▶ [Exercise A]
Reproduce the biographical sketch of James Murphy word for word, from its first sentence to its last.

James Murphy. Success is not measured alone by the individual wealth which may be accumulated or the high positions attained, but by the good accomplished and the services rendered to a community. Determined by this standard, James Murphy, ex-superintendent of the De Kalb County infirmary and now one of the prominent citizens of Maysville, is one of his locality's most successful men, for his life has been straightforward and upright, one over which falls no shadow of wrong, and his helpful influence will live long after he has passed away. Mr. Murphy was born in Buchanan County, Missouri, September 16, 1852, and is a son of Milton and Louise (Christopher) Murphy, natives of Kentucky.
Milton Murphy was reared in his native state, and was an ambitious young man when he came to Missouri about 1845, locating on a farm in the vicinity of St. Joseph, in Buchanan County, where he continued to be engaged in agricultural pursuits during the remainder of his life. He was for years a slave owner, and when his negroes were freed by the Emancipation Proclamation he suffered large losses. However he was the owner of much property at the time of his death, his home farm containing 240 acres of fine land. He and his wife were the parents of thirteen children, of whom one son died as a soldier in the Confederate army. Eight sons and four daughters still survive, namely: William M.; G. W.; John H.; James; Thomas J.; M. C.; Sterling P.; Robert E.; Mollie, who is the wife of P. W. Nolan; Nannie, who is the wife of G. W. Kirby; Ida, the wife of John Russell; and Glase, the wife of J. W. Dale.

▶ [Exercise B]
Transcribe the lines of the records from the line with "bed-temp[interactable]: ▤ 26" up to and including the line with "520, 1174, 532]", character for character.

▶ [Stored data]

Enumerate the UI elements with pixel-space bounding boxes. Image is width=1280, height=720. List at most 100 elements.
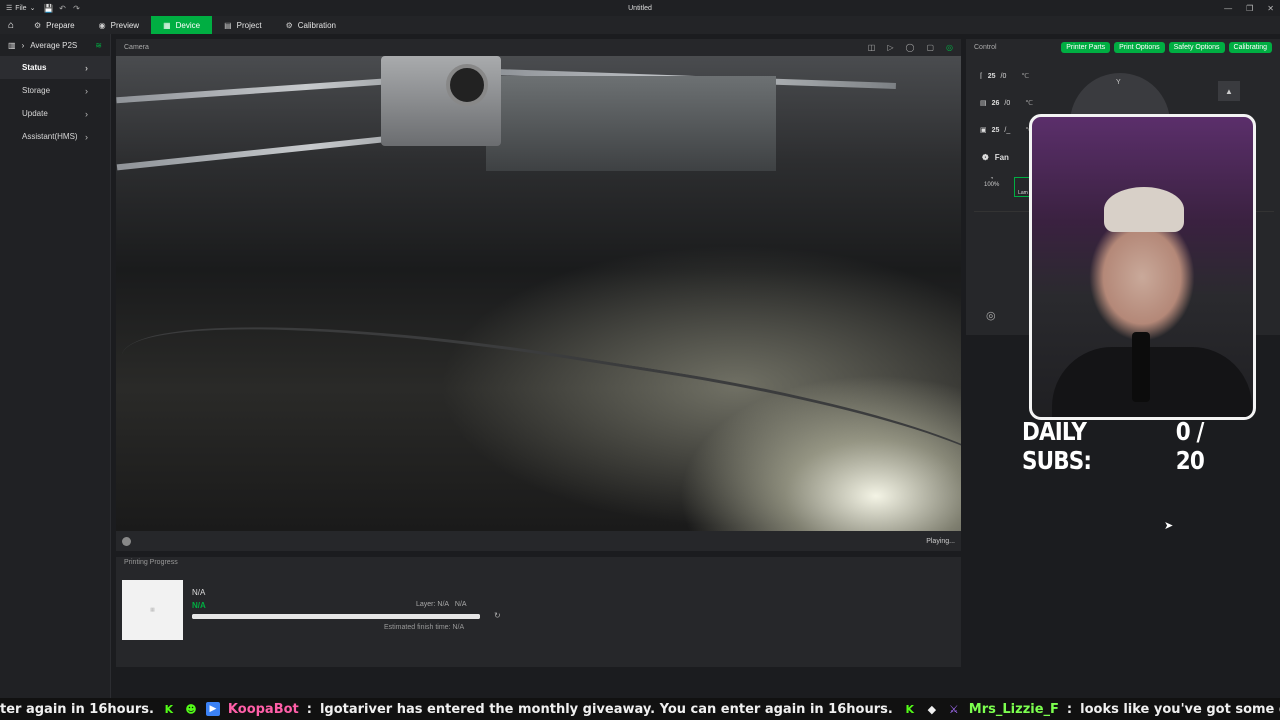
bed-temp[interactable]: ▤ 26 /0 ℃	[980, 99, 1034, 108]
speed-value: 100%	[984, 182, 1000, 188]
progress-title: Printing Progress	[124, 559, 178, 566]
streamer-webcam	[1029, 114, 1256, 420]
chevron-right-icon: ›	[85, 131, 88, 142]
tab-project[interactable]: ▤ Project	[212, 16, 273, 34]
printer-selector[interactable]: ▥ › Average P2S ≋	[0, 34, 110, 56]
sidebar-item-storage[interactable]: Storage ›	[0, 79, 110, 102]
layer-label: Layer: N/A	[416, 601, 450, 608]
tab-prepare[interactable]: ⚙ Prepare	[22, 16, 87, 34]
save-icon[interactable]: 💾	[41, 4, 55, 13]
gift-icon: ◆	[927, 702, 937, 716]
arrow-up-icon: ▲	[1225, 86, 1233, 96]
toolhead	[381, 56, 501, 146]
camera-toolbar: ◫ ▷ ◯ ▢ ◎	[868, 43, 953, 52]
chamber-back-wall	[486, 76, 776, 171]
nozzle-icon: ⌈	[980, 73, 983, 80]
ticker-message: lgotariver has entered the monthly givea…	[319, 701, 893, 717]
mouse-cursor-icon: ➤	[1164, 520, 1174, 532]
estimated-finish: Estimated finish time: N/A	[384, 624, 465, 631]
nozzle-temp[interactable]: ⌈ 25 /0 ℃	[980, 72, 1029, 81]
progress-bar	[192, 614, 480, 619]
record-icon[interactable]	[122, 536, 131, 546]
speed-control[interactable]: ◔ 100%	[984, 176, 999, 188]
chevron-right-icon: ›	[85, 62, 88, 73]
minimize-icon[interactable]: —	[1224, 4, 1232, 13]
chamber-temp[interactable]: ▣ 25 /_ ℃	[980, 126, 1033, 135]
sd-card-icon[interactable]: ◫	[868, 43, 876, 52]
progress-bar-fill	[192, 614, 480, 619]
chevron-right-icon: ›	[85, 108, 88, 119]
temp-target: /0	[1000, 72, 1007, 80]
camera-feed[interactable]	[116, 56, 961, 531]
redo-icon[interactable]: ↷	[69, 4, 83, 13]
print-percent: N/A	[192, 601, 206, 610]
tab-preview[interactable]: ◉ Preview	[87, 16, 151, 34]
title-bar: ☰ File ⌄ 💾 ↶ ↷ Untitled — ❐ ✕	[0, 0, 1280, 16]
calibration-icon: ⚙	[285, 20, 293, 30]
temp-value: 25	[991, 126, 1000, 134]
tab-device[interactable]: ▦ Device	[151, 16, 213, 34]
printer-parts-button[interactable]: Printer Parts	[1061, 42, 1111, 53]
fan-label: Fan	[994, 153, 1009, 162]
tab-label: Project	[236, 20, 262, 30]
ticker-message: ter again in 16hours.	[0, 701, 154, 717]
webcam-person-hair	[1104, 187, 1184, 232]
chevron-right-icon: ›	[21, 40, 25, 50]
ticker-message: looks like you've got some dust in there	[1080, 701, 1280, 717]
extruder-icon[interactable]: ◎	[986, 309, 996, 322]
printer-icon: ▥	[8, 40, 16, 50]
kick-icon: K	[164, 702, 174, 716]
kick-icon: K	[905, 702, 915, 716]
tab-label: Preview	[110, 20, 140, 30]
recording-icon[interactable]: ▷	[887, 43, 893, 52]
chamber-icon: ▣	[980, 127, 987, 134]
sidebar-item-label: Update	[22, 109, 48, 118]
print-options-button[interactable]: Print Options	[1114, 42, 1165, 53]
chat-username: KoopaBot	[227, 701, 299, 717]
close-icon[interactable]: ✕	[1267, 4, 1274, 13]
camera-status: Playing...	[926, 537, 955, 545]
sidebar-item-label: Status	[22, 63, 47, 72]
printing-progress-panel: Printing Progress ▦ N/A N/A Layer: N/A N…	[116, 557, 961, 667]
window-controls: — ❐ ✕	[1224, 4, 1274, 13]
temp-target: /_	[1004, 126, 1011, 134]
toolhead-fan	[446, 64, 488, 106]
home-icon[interactable]: ⌂	[0, 20, 22, 31]
subs-label: DAILY SUBS:	[1022, 417, 1092, 475]
window-title: Untitled	[628, 4, 652, 12]
restore-icon[interactable]: ❐	[1246, 4, 1253, 13]
subs-count: 0 / 20	[1175, 417, 1205, 475]
bot-icon: ☻	[185, 702, 197, 716]
temp-target: /0	[1004, 99, 1011, 107]
print-thumbnail: ▦	[122, 580, 183, 640]
sidebar-item-update[interactable]: Update ›	[0, 102, 110, 125]
camera-toggle-icon[interactable]: ◎	[946, 43, 953, 52]
chat-ticker: ter again in 16hours. K ☻ ▶ KoopaBot: lg…	[0, 698, 1280, 720]
sidebar-item-status[interactable]: Status ›	[0, 56, 110, 79]
tab-calibration[interactable]: ⚙ Calibration	[274, 16, 348, 34]
timelapse-icon[interactable]: ◯	[906, 43, 915, 52]
calibrating-button[interactable]: Calibrating	[1228, 42, 1272, 53]
camera-title: Camera	[124, 44, 149, 51]
file-menu[interactable]: ☰ File ⌄	[0, 4, 41, 13]
sidebar-item-assistant[interactable]: Assistant(HMS) ›	[0, 125, 110, 148]
video-icon[interactable]: ▢	[926, 43, 934, 52]
undo-icon[interactable]: ↶	[55, 4, 69, 13]
layer-total: N/A	[454, 601, 467, 608]
sidebar-item-label: Assistant(HMS)	[22, 132, 78, 141]
chevron-right-icon: ›	[85, 85, 88, 96]
fan-control[interactable]: ❁ Fan	[982, 153, 1009, 162]
tab-label: Calibration	[297, 20, 336, 30]
menu-icon: ☰	[6, 5, 13, 12]
layer-info: Layer: N/A N/A	[416, 601, 467, 608]
main-nav: ⌂ ⚙ Prepare ◉ Preview ▦ Device ▤ Project…	[0, 16, 1280, 34]
refresh-icon[interactable]: ↻	[494, 611, 501, 620]
file-menu-label: File	[15, 4, 27, 12]
temp-value: 26	[991, 99, 1000, 107]
device-icon: ▦	[163, 20, 171, 30]
wifi-icon: ≋	[95, 40, 102, 50]
safety-options-button[interactable]: Safety Options	[1168, 42, 1225, 53]
z-up-button[interactable]: ▲	[1218, 81, 1240, 101]
temp-unit: ℃	[1025, 100, 1034, 107]
print-name: N/A	[192, 588, 206, 597]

▶ [Final answer A]
James Murphy. Success is not measured alone by the individual wealth which may be accumulated or the high positions attained, but by the good accomplished and the services rendered to a community. Determined by this standard, James Murphy, ex-superintendent of the De Kalb County infirmary and now one of the prominent citizens of Maysville, is one of his locality's most successful men, for his life has been straightforward and upright, one over which falls no shadow of wrong, and his helpful influence will live long after he has passed away. Mr. Murphy was born in Buchanan County, Missouri, September 16, 1852, and is a son of Milton and Louise (Christopher) Murphy, natives of Kentucky.
Milton Murphy was reared in his native state, and was an ambitious young man when he came to Missouri about 1845, locating on a farm in the vicinity of St. Joseph, in Buchanan County, where he continued to be engaged in agricultural pursuits during the remainder of his life. He was for years a slave owner, and when his negroes were freed by the Emancipation Proclamation he suffered large losses. However he was the owner of much property at the time of his death, his home farm containing 240 acres of fine land. He and his wife were the parents of thirteen children, of whom one son died as a soldier in the Confederate army. Eight sons and four daughters still survive, namely: William M.; G. W.; John H.; James; Thomas J.; M. C.; Sterling P.; Robert E.; Mollie, who is the wife of P. W. Nolan; Nannie, who is the wife of G. W. Kirby; Ida, the wife of John Russell; and Glase, the wife of J. W. Dale.

▶ [Final answer B]
bed-temp[interactable]: ▤ 26 /0 ℃	[980, 99, 1034, 108]
speed-value: 100%	[984, 182, 1000, 188]
progress-title: Printing Progress	[124, 559, 178, 566]
streamer-webcam	[1029, 114, 1256, 420]
chevron-right-icon: ›	[85, 131, 88, 142]
tab-project[interactable]: ▤ Project	[212, 16, 273, 34]
printer-selector[interactable]: ▥ › Average P2S ≋	[0, 34, 110, 56]
sidebar-item-storage[interactable]: Storage ›	[0, 79, 110, 102]
layer-label: Layer: N/A	[416, 601, 450, 608]
tab-prepare[interactable]: ⚙ Prepare	[22, 16, 87, 34]
save-icon[interactable]: 💾	[41, 4, 55, 13]
gift-icon: ◆	[927, 702, 937, 716]
arrow-up-icon: ▲	[1225, 86, 1233, 96]
toolhead	[381, 56, 501, 146]
camera-toolbar: ◫ ▷ ◯ ▢ ◎	[868, 43, 953, 52]
chamber-back-wall	[486, 76, 776, 171]
nozzle-icon: ⌈	[980, 73, 983, 80]
ticker-message: lgotariver has entered the monthly givea…	[319, 701, 893, 717]
mouse-cursor-icon: ➤	[1164, 520, 1174, 532]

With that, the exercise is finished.